PROBLEM DETAILS: Find how many lines in the data below include the word "Area", then write only that number.

═════ INFORMATION PROVIDED ═════

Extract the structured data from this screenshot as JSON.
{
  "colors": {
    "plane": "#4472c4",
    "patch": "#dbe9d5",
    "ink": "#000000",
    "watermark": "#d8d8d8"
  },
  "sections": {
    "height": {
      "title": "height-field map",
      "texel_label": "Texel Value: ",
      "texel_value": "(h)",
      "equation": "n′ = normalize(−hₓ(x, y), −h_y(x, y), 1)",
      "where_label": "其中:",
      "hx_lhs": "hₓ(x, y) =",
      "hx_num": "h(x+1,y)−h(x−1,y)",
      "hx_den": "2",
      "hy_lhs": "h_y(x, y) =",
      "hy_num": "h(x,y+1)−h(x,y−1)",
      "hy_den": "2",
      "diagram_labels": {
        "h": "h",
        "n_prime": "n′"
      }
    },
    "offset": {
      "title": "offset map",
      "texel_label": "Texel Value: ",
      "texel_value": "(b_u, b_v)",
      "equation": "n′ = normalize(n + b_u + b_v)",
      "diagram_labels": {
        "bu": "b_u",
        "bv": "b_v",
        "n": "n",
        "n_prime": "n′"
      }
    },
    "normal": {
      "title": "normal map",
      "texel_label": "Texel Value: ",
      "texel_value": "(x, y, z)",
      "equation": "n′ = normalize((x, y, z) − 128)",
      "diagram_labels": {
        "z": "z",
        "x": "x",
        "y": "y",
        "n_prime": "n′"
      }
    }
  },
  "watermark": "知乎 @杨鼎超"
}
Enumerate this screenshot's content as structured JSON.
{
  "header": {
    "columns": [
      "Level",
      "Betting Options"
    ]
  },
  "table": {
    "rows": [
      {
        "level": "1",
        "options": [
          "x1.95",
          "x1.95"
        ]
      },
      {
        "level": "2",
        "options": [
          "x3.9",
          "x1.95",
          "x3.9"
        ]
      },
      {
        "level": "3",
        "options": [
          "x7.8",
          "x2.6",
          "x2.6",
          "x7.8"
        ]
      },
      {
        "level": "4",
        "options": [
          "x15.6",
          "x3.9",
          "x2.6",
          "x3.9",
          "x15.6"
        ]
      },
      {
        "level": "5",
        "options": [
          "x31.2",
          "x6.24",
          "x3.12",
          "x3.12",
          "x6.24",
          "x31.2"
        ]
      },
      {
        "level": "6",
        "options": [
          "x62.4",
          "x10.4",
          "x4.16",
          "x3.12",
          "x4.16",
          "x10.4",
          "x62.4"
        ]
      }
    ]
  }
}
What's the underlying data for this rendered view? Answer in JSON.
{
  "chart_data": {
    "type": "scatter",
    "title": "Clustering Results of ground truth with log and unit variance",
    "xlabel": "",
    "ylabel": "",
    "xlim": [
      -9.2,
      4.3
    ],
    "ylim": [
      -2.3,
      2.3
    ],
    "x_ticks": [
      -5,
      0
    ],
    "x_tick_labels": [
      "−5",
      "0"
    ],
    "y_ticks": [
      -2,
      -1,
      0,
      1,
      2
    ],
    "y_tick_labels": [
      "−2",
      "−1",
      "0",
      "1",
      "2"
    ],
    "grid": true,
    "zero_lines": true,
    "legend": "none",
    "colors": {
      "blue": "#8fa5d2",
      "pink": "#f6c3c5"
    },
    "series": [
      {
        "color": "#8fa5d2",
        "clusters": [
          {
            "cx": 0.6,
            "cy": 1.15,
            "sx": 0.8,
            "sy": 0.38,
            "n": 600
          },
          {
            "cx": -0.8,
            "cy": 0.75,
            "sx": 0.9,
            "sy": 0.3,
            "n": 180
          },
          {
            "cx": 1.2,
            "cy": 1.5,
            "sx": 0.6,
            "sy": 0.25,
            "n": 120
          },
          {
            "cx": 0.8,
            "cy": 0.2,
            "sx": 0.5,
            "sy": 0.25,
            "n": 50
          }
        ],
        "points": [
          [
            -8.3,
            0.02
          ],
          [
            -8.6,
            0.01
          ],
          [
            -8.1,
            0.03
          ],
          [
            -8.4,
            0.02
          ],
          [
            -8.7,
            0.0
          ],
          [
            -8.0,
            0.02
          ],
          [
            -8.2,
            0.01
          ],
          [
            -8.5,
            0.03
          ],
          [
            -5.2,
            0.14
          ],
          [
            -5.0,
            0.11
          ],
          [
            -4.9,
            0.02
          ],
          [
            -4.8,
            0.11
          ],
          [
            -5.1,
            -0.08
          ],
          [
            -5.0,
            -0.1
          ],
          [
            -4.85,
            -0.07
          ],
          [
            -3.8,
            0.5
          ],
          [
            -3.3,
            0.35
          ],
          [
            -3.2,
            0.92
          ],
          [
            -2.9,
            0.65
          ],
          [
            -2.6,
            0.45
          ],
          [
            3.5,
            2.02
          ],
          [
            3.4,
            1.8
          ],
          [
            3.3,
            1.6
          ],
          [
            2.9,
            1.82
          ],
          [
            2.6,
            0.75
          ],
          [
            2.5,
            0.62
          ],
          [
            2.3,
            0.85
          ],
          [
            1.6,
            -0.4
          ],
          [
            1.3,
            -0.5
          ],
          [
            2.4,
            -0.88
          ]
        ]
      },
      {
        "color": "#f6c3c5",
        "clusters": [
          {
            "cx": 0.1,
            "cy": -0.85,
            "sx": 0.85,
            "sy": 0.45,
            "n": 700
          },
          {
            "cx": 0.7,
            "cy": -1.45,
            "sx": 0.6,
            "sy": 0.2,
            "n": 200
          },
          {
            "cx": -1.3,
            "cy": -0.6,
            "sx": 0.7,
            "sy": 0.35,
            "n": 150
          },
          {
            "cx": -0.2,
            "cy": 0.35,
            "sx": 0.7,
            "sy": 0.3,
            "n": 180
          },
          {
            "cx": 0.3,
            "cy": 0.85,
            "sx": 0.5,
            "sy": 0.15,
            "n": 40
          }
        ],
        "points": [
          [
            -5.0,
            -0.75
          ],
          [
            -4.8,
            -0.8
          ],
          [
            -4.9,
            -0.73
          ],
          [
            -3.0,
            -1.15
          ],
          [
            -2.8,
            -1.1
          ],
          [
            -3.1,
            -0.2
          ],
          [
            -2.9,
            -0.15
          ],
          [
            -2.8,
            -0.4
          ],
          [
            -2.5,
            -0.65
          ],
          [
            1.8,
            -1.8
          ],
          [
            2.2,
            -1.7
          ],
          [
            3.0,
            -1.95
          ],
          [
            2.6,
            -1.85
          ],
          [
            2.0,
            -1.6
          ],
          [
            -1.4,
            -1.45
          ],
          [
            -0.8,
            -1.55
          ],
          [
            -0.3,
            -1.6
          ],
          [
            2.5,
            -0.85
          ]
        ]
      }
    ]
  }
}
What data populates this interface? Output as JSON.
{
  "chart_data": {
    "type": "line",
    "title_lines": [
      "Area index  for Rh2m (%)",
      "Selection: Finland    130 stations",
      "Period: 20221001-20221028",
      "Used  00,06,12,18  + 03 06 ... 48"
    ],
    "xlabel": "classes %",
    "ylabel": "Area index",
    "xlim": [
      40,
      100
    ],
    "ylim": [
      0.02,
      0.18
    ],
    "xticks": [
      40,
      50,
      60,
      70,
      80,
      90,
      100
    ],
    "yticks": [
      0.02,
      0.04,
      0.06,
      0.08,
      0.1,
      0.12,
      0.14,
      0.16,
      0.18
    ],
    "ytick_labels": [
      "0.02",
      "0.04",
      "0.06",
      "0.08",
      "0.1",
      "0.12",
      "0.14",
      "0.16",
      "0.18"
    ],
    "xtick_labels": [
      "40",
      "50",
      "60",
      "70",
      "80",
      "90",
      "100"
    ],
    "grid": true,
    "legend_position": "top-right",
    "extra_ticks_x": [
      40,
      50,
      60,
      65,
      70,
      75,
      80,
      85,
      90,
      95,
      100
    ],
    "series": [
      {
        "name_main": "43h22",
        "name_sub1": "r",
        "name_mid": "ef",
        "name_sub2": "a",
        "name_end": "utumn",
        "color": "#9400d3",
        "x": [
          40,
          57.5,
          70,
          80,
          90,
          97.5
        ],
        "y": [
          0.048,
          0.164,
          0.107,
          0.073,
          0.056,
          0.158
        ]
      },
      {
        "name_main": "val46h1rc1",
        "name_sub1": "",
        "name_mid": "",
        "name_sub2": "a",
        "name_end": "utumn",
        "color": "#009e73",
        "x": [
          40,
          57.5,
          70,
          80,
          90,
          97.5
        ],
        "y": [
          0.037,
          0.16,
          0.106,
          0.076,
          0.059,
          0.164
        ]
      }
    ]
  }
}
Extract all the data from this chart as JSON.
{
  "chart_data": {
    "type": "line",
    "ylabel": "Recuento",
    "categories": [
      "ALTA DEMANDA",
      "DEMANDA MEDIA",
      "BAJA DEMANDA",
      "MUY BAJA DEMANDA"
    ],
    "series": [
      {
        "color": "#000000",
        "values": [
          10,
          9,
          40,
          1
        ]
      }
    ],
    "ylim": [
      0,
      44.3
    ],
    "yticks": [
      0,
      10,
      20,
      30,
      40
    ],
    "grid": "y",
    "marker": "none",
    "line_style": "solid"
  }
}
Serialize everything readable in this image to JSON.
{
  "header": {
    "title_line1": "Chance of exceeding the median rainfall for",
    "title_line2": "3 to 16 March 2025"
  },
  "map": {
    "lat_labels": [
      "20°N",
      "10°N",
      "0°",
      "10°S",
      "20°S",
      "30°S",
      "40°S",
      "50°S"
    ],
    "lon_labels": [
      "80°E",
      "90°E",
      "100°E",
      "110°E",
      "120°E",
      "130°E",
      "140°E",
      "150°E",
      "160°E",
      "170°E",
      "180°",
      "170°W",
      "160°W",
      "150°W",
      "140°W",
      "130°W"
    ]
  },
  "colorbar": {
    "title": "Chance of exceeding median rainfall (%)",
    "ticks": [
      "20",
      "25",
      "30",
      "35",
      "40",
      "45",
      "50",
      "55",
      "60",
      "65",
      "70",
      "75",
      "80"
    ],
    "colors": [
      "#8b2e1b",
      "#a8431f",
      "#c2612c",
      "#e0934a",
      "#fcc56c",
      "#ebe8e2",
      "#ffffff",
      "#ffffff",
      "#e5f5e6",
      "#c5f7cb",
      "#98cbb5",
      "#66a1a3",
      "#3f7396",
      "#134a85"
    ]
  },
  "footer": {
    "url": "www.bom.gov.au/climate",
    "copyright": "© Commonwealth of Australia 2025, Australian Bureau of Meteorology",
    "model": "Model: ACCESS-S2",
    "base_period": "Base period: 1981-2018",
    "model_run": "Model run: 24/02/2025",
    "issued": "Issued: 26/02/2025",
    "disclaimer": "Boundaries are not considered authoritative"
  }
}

═════

THE RESULT: 2